▸ Required work: Which lines below hold the word "real"? Copy all of them.
━━━ Records for this task
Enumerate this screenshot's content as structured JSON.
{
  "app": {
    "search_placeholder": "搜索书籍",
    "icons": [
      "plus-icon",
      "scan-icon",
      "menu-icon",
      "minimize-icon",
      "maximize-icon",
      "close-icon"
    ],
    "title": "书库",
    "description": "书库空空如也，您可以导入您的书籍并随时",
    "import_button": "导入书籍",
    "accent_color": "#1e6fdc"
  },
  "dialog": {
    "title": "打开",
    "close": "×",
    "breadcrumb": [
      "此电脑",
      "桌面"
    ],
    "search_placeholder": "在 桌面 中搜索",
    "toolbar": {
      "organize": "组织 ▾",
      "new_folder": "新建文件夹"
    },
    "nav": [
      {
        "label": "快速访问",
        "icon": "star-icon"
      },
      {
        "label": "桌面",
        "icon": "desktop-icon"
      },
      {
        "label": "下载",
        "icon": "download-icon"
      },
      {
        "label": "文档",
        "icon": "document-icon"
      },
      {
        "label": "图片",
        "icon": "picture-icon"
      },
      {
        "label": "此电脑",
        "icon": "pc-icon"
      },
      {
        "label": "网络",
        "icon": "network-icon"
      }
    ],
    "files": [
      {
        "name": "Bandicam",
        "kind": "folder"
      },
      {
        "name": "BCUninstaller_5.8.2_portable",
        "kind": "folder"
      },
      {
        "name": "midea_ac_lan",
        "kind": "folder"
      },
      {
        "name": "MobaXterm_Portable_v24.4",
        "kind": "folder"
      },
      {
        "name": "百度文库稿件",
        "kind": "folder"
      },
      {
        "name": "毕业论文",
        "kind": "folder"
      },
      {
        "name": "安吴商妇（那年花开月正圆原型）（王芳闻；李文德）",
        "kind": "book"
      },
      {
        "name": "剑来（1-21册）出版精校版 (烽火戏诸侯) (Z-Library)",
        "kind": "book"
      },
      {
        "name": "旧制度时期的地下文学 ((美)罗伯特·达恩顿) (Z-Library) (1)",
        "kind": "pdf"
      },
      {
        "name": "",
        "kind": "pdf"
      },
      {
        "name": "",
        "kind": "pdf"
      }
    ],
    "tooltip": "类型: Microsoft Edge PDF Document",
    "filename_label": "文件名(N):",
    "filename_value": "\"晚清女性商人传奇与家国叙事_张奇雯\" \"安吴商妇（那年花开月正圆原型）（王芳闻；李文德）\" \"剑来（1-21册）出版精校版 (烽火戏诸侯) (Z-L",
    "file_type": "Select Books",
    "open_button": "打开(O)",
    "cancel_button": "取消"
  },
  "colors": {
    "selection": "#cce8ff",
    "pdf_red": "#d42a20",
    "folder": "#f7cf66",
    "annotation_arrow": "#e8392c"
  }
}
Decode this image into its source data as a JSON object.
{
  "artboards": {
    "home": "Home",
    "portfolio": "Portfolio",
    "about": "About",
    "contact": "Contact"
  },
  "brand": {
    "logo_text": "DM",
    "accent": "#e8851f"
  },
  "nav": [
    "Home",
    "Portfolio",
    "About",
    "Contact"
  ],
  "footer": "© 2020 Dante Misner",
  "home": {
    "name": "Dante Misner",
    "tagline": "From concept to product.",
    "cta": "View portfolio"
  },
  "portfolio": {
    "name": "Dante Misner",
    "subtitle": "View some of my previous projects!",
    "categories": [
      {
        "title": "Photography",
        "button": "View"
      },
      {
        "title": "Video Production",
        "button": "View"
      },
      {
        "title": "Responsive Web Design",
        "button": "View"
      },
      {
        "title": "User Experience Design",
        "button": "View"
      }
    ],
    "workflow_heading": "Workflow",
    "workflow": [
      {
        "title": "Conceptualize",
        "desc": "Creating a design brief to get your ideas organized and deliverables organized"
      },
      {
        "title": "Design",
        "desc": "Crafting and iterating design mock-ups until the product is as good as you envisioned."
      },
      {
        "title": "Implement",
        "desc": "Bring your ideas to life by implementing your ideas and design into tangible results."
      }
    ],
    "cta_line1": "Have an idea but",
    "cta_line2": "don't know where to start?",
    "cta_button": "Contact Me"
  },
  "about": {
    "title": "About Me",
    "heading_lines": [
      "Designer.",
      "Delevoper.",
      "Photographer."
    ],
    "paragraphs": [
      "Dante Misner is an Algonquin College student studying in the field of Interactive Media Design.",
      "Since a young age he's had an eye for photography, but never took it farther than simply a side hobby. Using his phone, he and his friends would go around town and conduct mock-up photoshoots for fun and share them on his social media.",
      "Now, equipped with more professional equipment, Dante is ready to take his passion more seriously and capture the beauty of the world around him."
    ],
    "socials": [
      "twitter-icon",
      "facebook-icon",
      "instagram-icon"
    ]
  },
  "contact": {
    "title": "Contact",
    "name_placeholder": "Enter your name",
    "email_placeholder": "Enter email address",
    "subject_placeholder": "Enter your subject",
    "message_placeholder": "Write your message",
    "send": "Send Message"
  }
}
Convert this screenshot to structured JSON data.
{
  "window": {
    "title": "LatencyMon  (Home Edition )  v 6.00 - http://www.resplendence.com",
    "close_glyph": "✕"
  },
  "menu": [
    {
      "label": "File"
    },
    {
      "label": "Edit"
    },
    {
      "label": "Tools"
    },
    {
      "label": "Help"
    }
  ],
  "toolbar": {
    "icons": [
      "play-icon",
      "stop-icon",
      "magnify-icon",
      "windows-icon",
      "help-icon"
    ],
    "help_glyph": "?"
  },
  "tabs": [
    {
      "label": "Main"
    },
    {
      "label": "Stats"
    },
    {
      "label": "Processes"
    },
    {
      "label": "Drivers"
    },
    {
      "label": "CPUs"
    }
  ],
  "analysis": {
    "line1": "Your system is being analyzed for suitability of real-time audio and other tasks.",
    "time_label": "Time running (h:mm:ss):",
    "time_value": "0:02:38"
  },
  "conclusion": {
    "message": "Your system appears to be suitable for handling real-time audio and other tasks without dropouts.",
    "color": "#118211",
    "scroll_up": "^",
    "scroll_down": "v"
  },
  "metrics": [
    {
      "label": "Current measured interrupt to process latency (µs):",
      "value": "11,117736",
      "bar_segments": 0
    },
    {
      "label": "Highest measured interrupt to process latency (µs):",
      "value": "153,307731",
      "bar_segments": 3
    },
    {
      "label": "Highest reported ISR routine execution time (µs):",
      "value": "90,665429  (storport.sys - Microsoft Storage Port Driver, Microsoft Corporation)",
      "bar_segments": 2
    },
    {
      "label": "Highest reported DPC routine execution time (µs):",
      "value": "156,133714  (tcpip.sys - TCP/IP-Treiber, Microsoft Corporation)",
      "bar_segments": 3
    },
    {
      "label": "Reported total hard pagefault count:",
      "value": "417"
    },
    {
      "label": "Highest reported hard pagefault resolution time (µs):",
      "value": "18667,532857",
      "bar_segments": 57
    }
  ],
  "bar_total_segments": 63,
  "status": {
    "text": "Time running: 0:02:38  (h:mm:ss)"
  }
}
━━━━━━
▸ Result of this task:
    "line1": "Your system is being analyzed for suitability of real-time audio and other tasks.",
    "message": "Your system appears to be suitable for handling real-time audio and other tasks without dropouts.",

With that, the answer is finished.